- PROBLEM TO SOLVE:
Extract each line holding the word "name" from the entries.

── LISTED RECORDS ──

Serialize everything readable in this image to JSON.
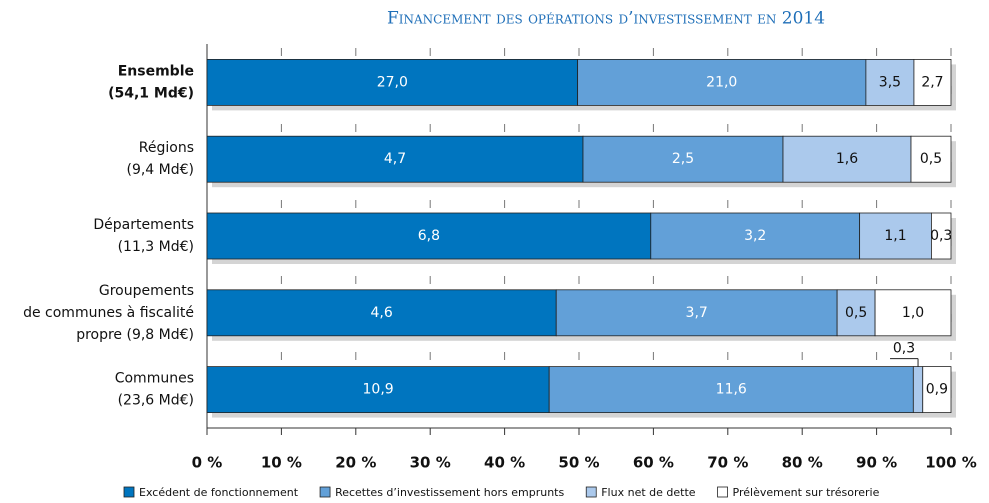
{
  "chart_data": {
    "type": "bar",
    "orientation": "horizontal",
    "stacked": "percent",
    "title": "Financement des opérations d’investissement en 2014",
    "categories": [
      "Ensemble\n(54,1 Md€)",
      "Régions\n(9,4 Md€)",
      "Départements\n(11,3 Md€)",
      "Groupements\nde communes à fiscalité\npropre (9,8 Md€)",
      "Communes\n(23,6 Md€)"
    ],
    "series": [
      {
        "name": "Excédent de fonctionnement",
        "color": "#0075bf",
        "values": [
          27.0,
          4.7,
          6.8,
          4.6,
          10.9
        ],
        "value_labels": [
          "27,0",
          "4,7",
          "6,8",
          "4,6",
          "10,9"
        ]
      },
      {
        "name": "Recettes d’investissement hors emprunts",
        "color": "#62a0d8",
        "values": [
          21.0,
          2.5,
          3.2,
          3.7,
          11.6
        ],
        "value_labels": [
          "21,0",
          "2,5",
          "3,2",
          "3,7",
          "11,6"
        ]
      },
      {
        "name": "Flux net de dette",
        "color": "#abc9ec",
        "values": [
          3.5,
          1.6,
          1.1,
          0.5,
          0.3
        ],
        "value_labels": [
          "3,5",
          "1,6",
          "1,1",
          "0,5",
          "0,3"
        ]
      },
      {
        "name": "Prélèvement sur trésorerie",
        "color": "#ffffff",
        "values": [
          2.7,
          0.5,
          0.3,
          1.0,
          0.9
        ],
        "value_labels": [
          "2,7",
          "0,5",
          "0,3",
          "1,0",
          "0,9"
        ]
      }
    ],
    "xlim": [
      0,
      100
    ],
    "xticks": [
      {
        "value": 0,
        "label": "0 %"
      },
      {
        "value": 10,
        "label": "10 %"
      },
      {
        "value": 20,
        "label": "20 %"
      },
      {
        "value": 30,
        "label": "30 %"
      },
      {
        "value": 40,
        "label": "40 %"
      },
      {
        "value": 50,
        "label": "50 %"
      },
      {
        "value": 60,
        "label": "60 %"
      },
      {
        "value": 70,
        "label": "70 %"
      },
      {
        "value": 80,
        "label": "80 %"
      },
      {
        "value": 90,
        "label": "90 %"
      },
      {
        "value": 100,
        "label": "100 %"
      }
    ],
    "grid": true,
    "legend": "bottom"
  }
}
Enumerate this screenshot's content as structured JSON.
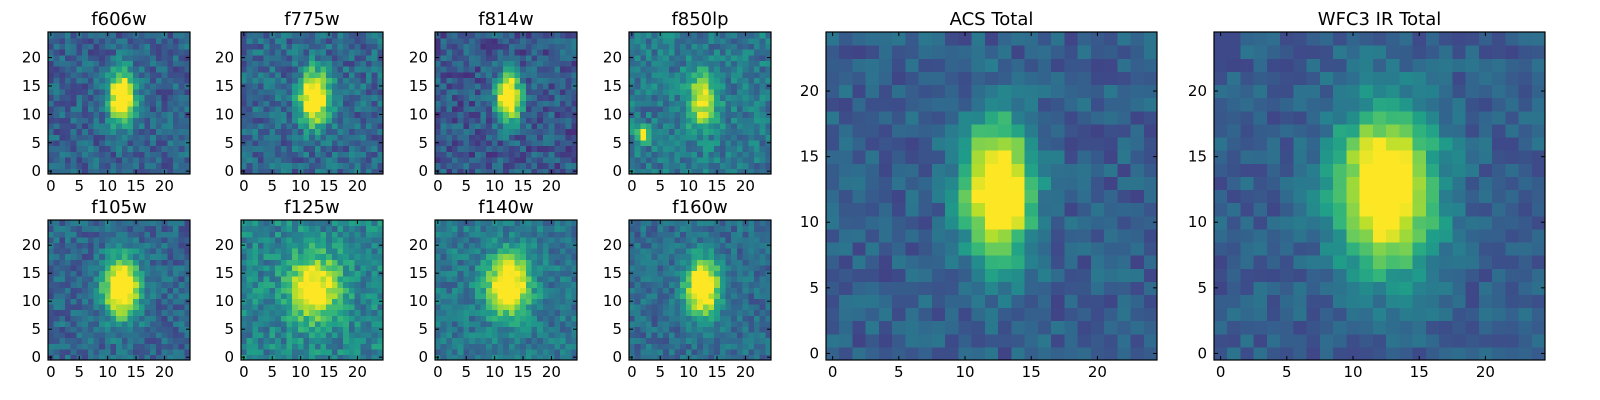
{
  "chart_data": {
    "type": "heatmap",
    "colormap": "viridis",
    "grid_size": 25,
    "panels": [
      {
        "title": "f606w",
        "xticks": [
          0,
          5,
          10,
          15,
          20
        ],
        "yticks": [
          0,
          5,
          10,
          15,
          20
        ],
        "source": {
          "cx": 12.5,
          "cy": 13,
          "sx": 1.6,
          "sy": 3.2,
          "amp": 1.0
        },
        "background": 0.32,
        "noise": 0.14,
        "seed": 11
      },
      {
        "title": "f775w",
        "xticks": [
          0,
          5,
          10,
          15,
          20
        ],
        "yticks": [
          0,
          5,
          10,
          15,
          20
        ],
        "source": {
          "cx": 12.5,
          "cy": 13,
          "sx": 1.8,
          "sy": 3.3,
          "amp": 0.95
        },
        "background": 0.34,
        "noise": 0.15,
        "seed": 23
      },
      {
        "title": "f814w",
        "xticks": [
          0,
          5,
          10,
          15,
          20
        ],
        "yticks": [
          0,
          5,
          10,
          15,
          20
        ],
        "source": {
          "cx": 12.5,
          "cy": 13,
          "sx": 1.5,
          "sy": 3.0,
          "amp": 1.0
        },
        "background": 0.28,
        "noise": 0.15,
        "seed": 37
      },
      {
        "title": "f850lp",
        "xticks": [
          0,
          5,
          10,
          15,
          20
        ],
        "yticks": [
          0,
          5,
          10,
          15,
          20
        ],
        "source": {
          "cx": 12.5,
          "cy": 12.5,
          "sx": 1.8,
          "sy": 3.5,
          "amp": 0.6,
          "extra": {
            "cx": 2,
            "cy": 6.5,
            "sx": 1.0,
            "sy": 0.9,
            "amp": 0.7
          }
        },
        "background": 0.4,
        "noise": 0.14,
        "seed": 41
      },
      {
        "title": "f105w",
        "xticks": [
          0,
          5,
          10,
          15,
          20
        ],
        "yticks": [
          0,
          5,
          10,
          15,
          20
        ],
        "source": {
          "cx": 12.5,
          "cy": 12.5,
          "sx": 2.2,
          "sy": 3.8,
          "amp": 0.95
        },
        "background": 0.33,
        "noise": 0.13,
        "seed": 53
      },
      {
        "title": "f125w",
        "xticks": [
          0,
          5,
          10,
          15,
          20
        ],
        "yticks": [
          0,
          5,
          10,
          15,
          20
        ],
        "source": {
          "cx": 12.5,
          "cy": 12.5,
          "sx": 3.0,
          "sy": 4.0,
          "amp": 0.7
        },
        "background": 0.45,
        "noise": 0.15,
        "seed": 67
      },
      {
        "title": "f140w",
        "xticks": [
          0,
          5,
          10,
          15,
          20
        ],
        "yticks": [
          0,
          5,
          10,
          15,
          20
        ],
        "source": {
          "cx": 12.5,
          "cy": 13,
          "sx": 2.6,
          "sy": 3.8,
          "amp": 0.8
        },
        "background": 0.4,
        "noise": 0.13,
        "seed": 71
      },
      {
        "title": "f160w",
        "xticks": [
          0,
          5,
          10,
          15,
          20
        ],
        "yticks": [
          0,
          5,
          10,
          15,
          20
        ],
        "source": {
          "cx": 12.5,
          "cy": 12.5,
          "sx": 2.1,
          "sy": 3.6,
          "amp": 0.9
        },
        "background": 0.35,
        "noise": 0.12,
        "seed": 83
      },
      {
        "title": "ACS Total",
        "xticks": [
          0,
          5,
          10,
          15,
          20
        ],
        "yticks": [
          0,
          5,
          10,
          15,
          20
        ],
        "source": {
          "cx": 12.5,
          "cy": 12.5,
          "sx": 1.8,
          "sy": 3.6,
          "amp": 1.0
        },
        "background": 0.3,
        "noise": 0.1,
        "seed": 97
      },
      {
        "title": "WFC3 IR Total",
        "xticks": [
          0,
          5,
          10,
          15,
          20
        ],
        "yticks": [
          0,
          5,
          10,
          15,
          20
        ],
        "source": {
          "cx": 12.5,
          "cy": 12.5,
          "sx": 2.6,
          "sy": 4.2,
          "amp": 0.95
        },
        "background": 0.3,
        "noise": 0.09,
        "seed": 103
      }
    ]
  }
}
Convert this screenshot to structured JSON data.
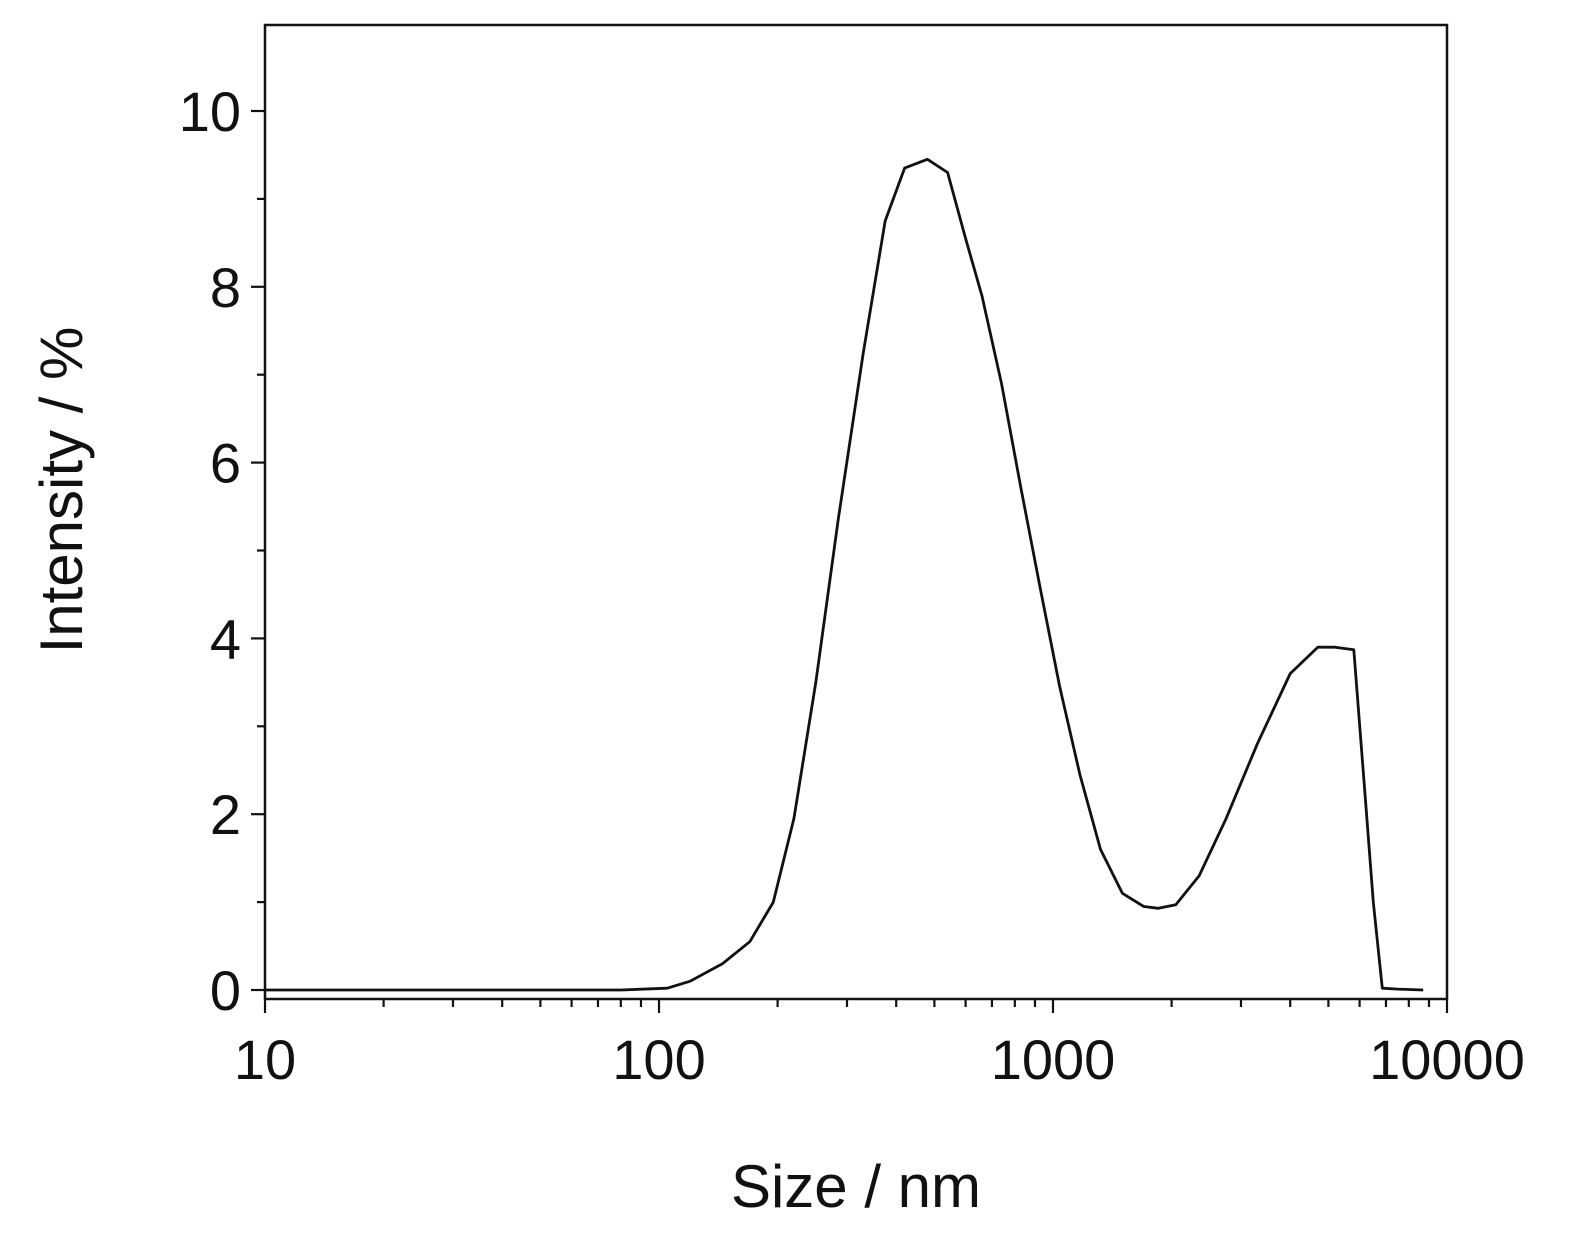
{
  "chart_data": {
    "type": "line",
    "title": "",
    "xlabel": "Size / nm",
    "ylabel": "Intensity / %",
    "xscale": "log",
    "xlim": [
      10,
      10000
    ],
    "ylim": [
      -0.1,
      11
    ],
    "x_ticks": [
      10,
      100,
      1000,
      10000
    ],
    "x_tick_labels": [
      "10",
      "100",
      "1000",
      "10000"
    ],
    "y_ticks": [
      0,
      2,
      4,
      6,
      8,
      10
    ],
    "y_tick_labels": [
      "0",
      "2",
      "4",
      "6",
      "8",
      "10"
    ],
    "grid": false,
    "legend": "none",
    "line_color": "#111111",
    "series": [
      {
        "x": [
          10,
          20,
          50,
          80,
          105,
          120,
          145,
          170,
          195,
          220,
          250,
          285,
          330,
          375,
          420,
          480,
          540,
          600,
          660,
          740,
          830,
          930,
          1040,
          1170,
          1320,
          1500,
          1700,
          1850,
          2050,
          2350,
          2750,
          3300,
          4000,
          4700,
          5200,
          5800,
          6200,
          6500,
          6850,
          7500,
          8700
        ],
        "y": [
          0,
          0,
          0,
          0,
          0.02,
          0.1,
          0.3,
          0.55,
          1.0,
          1.95,
          3.5,
          5.35,
          7.25,
          8.75,
          9.35,
          9.45,
          9.3,
          8.55,
          7.9,
          6.9,
          5.7,
          4.55,
          3.45,
          2.45,
          1.6,
          1.1,
          0.95,
          0.93,
          0.97,
          1.3,
          1.95,
          2.8,
          3.6,
          3.9,
          3.9,
          3.87,
          2.2,
          1.0,
          0.02,
          0.01,
          0.0
        ]
      }
    ]
  }
}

───

- WRITTEN SOLUTION:
        "name": "Excédent de fonctionnement",
        "name": "Recettes d’investissement hors emprunts",
        "name": "Flux net de dette",
        "name": "Prélèvement sur trésorerie",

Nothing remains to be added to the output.